К Джону Ирвингу в Вермонт ехали часа три. У границы остановились перекусить. Фамилия алжирца, владевшего рестораном, была Ручди, и он, само собой, чрезвычайно взволновался. «Рушди! У нас одна фамилия! Меня все время за вас принимают! Я говорю: нет-нет, я гораздо лучше выгляжу!» (Во время другой поездки в Америку метрдотель-египтянин в ресторане «Гарри Чиприани» в центре Нью-Йорка расчувствовался примерно так же: «Рушди! Я ваш поклонник! Эту книгу, вашу книгу, я ее читал! Рушди, мне она нравится, ваша книга, эта книга! Я из Египта! Из Египта! В Египте эту книгу запретили! Вашу книгу! Совсем запретили! Но все ее читали!»)
Джон и Дженет Ирвинг жили в длинном доме на склоне холма над городком под названием Дорсет. Джон сказал: «Когда мы говорили с архитектором, мы просто положили квадратные салфетки в линию, некоторые легли под углом — вот так. И мы ему сказали: так вот и стройте, и он построил». На стене в рамочке висел список бестселлеров «Нью-Йорк таймс», где «Шайтанские аяты» располагались строчкой выше, чем книга Джона. Рядом висели и другие подобные списки, тоже в рамочках, и везде Джон значился под номером один. Ужинать пришли местные писатели, и было вдоволь крика, споров, выпивки. Он вспомнил, что, когда они с Джоном познакомились, он имел наглость спросить его: «Почему в ваших книгах столько медведей? Какую такую важную роль они сыграли в вашей жизни?» Никакой, ответил Джон, и так или иначе — это было после выхода «Отеля „Нью-Гэмпшир“» — он, мол, с медведями завязал. Теперь он пишет балетное либретто для Барышникова, но есть одна проблема. «Какая?» — «Барышников не хочет надевать костюм медведя».

■ ■ ■

### Рабочие задания
1. Ответьте по отрывку о поездке к Джону Ирвингу:
(a) Какая фамилия была у владельца ресторана у границы и откуда он родом?
(b) Как, по словам Джона, объяснили архитектору, каким должен быть дом?
(c) Для кого Джон пишет балетное либретто и в чем с ним проблема?
2. Продолжите отрывок о поездке к Джону Ирвингу, начав сразу после его последней фразы.

### Строки данных
■ ■ ■

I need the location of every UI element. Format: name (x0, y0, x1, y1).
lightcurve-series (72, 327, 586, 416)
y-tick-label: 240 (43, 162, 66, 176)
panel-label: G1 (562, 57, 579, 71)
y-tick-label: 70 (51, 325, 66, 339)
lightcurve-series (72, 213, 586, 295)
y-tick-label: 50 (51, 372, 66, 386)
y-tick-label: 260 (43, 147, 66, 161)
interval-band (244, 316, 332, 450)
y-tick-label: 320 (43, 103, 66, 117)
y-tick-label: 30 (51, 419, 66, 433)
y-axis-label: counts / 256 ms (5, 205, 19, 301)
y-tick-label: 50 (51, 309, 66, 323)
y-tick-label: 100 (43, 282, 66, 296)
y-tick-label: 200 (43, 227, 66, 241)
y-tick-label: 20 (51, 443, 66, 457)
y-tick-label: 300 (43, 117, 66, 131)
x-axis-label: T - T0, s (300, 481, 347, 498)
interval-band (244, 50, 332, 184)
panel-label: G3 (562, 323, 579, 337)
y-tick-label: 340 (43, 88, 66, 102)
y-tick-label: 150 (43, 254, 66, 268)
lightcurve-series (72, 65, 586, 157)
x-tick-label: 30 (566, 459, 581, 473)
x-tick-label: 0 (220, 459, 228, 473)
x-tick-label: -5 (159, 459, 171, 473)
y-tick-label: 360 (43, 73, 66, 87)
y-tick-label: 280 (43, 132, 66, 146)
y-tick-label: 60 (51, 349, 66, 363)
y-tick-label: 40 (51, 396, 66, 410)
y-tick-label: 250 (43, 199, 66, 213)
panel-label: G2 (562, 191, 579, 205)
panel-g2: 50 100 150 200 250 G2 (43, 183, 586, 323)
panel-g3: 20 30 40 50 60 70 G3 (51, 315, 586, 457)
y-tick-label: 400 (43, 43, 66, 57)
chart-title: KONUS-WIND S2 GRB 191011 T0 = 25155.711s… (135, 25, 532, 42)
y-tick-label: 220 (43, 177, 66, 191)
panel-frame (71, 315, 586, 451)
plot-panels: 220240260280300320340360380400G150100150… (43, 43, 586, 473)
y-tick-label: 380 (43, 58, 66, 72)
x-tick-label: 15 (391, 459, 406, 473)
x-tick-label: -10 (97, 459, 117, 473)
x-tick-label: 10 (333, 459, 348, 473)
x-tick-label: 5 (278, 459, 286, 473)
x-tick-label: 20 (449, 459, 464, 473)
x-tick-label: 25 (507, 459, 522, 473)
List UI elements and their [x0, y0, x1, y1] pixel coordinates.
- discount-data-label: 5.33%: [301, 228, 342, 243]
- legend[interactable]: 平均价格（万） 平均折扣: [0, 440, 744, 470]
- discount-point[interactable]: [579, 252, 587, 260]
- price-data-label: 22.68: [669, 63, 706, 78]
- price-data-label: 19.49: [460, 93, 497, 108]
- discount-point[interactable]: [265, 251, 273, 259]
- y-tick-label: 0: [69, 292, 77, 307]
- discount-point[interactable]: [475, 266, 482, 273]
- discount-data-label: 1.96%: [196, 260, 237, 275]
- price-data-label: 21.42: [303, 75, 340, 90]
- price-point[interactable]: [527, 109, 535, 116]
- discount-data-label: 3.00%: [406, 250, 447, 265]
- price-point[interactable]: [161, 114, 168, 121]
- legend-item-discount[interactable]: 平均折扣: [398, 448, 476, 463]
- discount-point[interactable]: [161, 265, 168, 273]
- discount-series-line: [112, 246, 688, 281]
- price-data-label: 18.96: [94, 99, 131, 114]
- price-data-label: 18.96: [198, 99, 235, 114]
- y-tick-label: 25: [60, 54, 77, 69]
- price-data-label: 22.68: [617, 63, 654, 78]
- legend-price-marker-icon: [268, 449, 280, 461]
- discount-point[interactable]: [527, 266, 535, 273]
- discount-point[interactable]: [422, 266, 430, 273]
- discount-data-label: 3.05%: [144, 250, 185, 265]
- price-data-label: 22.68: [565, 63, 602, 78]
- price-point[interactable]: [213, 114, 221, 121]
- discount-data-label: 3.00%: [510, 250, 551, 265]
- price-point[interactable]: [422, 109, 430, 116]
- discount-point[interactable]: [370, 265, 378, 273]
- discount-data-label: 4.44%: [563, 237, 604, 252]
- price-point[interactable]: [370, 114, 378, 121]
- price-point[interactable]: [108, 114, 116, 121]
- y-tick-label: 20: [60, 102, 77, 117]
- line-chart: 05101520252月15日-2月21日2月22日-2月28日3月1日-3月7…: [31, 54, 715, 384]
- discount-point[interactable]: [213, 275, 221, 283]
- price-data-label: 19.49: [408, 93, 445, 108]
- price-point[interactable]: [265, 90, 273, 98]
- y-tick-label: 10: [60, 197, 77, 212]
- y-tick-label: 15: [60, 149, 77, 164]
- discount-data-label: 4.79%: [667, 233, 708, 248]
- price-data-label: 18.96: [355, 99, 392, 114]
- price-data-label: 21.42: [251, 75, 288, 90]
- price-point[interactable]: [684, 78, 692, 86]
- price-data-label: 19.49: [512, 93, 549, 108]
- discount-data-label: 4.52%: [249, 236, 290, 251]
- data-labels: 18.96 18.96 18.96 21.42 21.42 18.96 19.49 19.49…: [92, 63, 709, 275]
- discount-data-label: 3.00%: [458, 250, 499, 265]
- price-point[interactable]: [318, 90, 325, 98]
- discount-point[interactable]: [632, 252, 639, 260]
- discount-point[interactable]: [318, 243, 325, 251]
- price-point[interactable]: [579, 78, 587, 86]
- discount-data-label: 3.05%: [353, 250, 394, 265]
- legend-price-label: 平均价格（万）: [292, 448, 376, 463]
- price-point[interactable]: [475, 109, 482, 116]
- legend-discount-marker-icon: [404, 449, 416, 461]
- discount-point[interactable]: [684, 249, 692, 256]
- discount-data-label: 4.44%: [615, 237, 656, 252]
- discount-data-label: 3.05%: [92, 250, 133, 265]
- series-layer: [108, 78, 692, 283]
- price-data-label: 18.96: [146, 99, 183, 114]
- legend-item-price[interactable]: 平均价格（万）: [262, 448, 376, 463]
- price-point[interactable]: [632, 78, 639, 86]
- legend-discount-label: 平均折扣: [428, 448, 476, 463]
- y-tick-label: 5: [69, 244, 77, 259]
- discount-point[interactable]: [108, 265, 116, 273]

■ ■ ■

### Ответы к заданиям
1.
(a) Ручди, он алжирец.
(b) Положили квадратные салфетки в линию, некоторые под углом, и сказали так и строить.
(c) Для Барышникова; Барышников не хочет надевать костюм медведя.

2.
Они поехали на сельскохозяйственную выставку штата и опростоволосились, попытавшись угадать вес хряка. Всем хрякам хряк, сказал он, а Элизабет в ответ: Лучезарный
[198]. Они поглядели друг на друга, не в силах поверить, что все это происходит на самом деле. Через два дня, посадив Элизабет и Зафара в «линкольн-таункар», он поехал в Нью-Лондон, чтобы попасть на паром до Ориент-Пойнта на полуострове Норт-Форк на Лонг-Айленде. Когда паром отходил от Нью Лондона, в гавань вплывала черная, похожая на огромного слепого кита атомная подлодка. Поздним вечером они добрались до дома Эндрю в Уотер-Милле. Простейшие вещи приводили их в восторг. Он плескался и дурачился с Зафаром в пруду Эндрю, и редко приходилось ему видеть сына таким счастливым. Зафар катался на роликах по усыпанным листвой дорожкам, а он следовал за ним на позаимствованном велосипеде. Потом отправились на морской берег. Зафар и Эрика, дочь Эндрю, в ресторане взяли автограф у Чеви Чейза
[199]. Элизабет покупала летние платья в Саутгемптоне. Наконец чары рассеялись и настало время возвращаться домой. Элизабет и Зафар воспользовались одним из бесчисленных авиарейсов, которые для него были под запретом. Он долетел до Осло, там пересел на другой самолет. Мы сделаем это еще раз и времени выделим гораздо больше, пообещал он себе. На несколько драгоценных дней Америка вернула ему свободу. Не было наркотика слаще, и, как всякий наркоман, он мгновенно захотел еще.
Новым человеком, которому Форин-офис поручил поддерживать с ним связь, был арабист Эндрю Грин, но, когда Грин предложил с ним встретиться, они с Фрэнсис дружно решили, что надо отказаться: у Грина не было ничего нового, что стоило бы обсудить. «Салман очень угнетен? — поинтересовался Грин у Фрэнсис. — Это рациональный или эмоциональный ответ?» Нет, мистер Грин, он не угнетен, просто ему надоело, что ему морочат голову.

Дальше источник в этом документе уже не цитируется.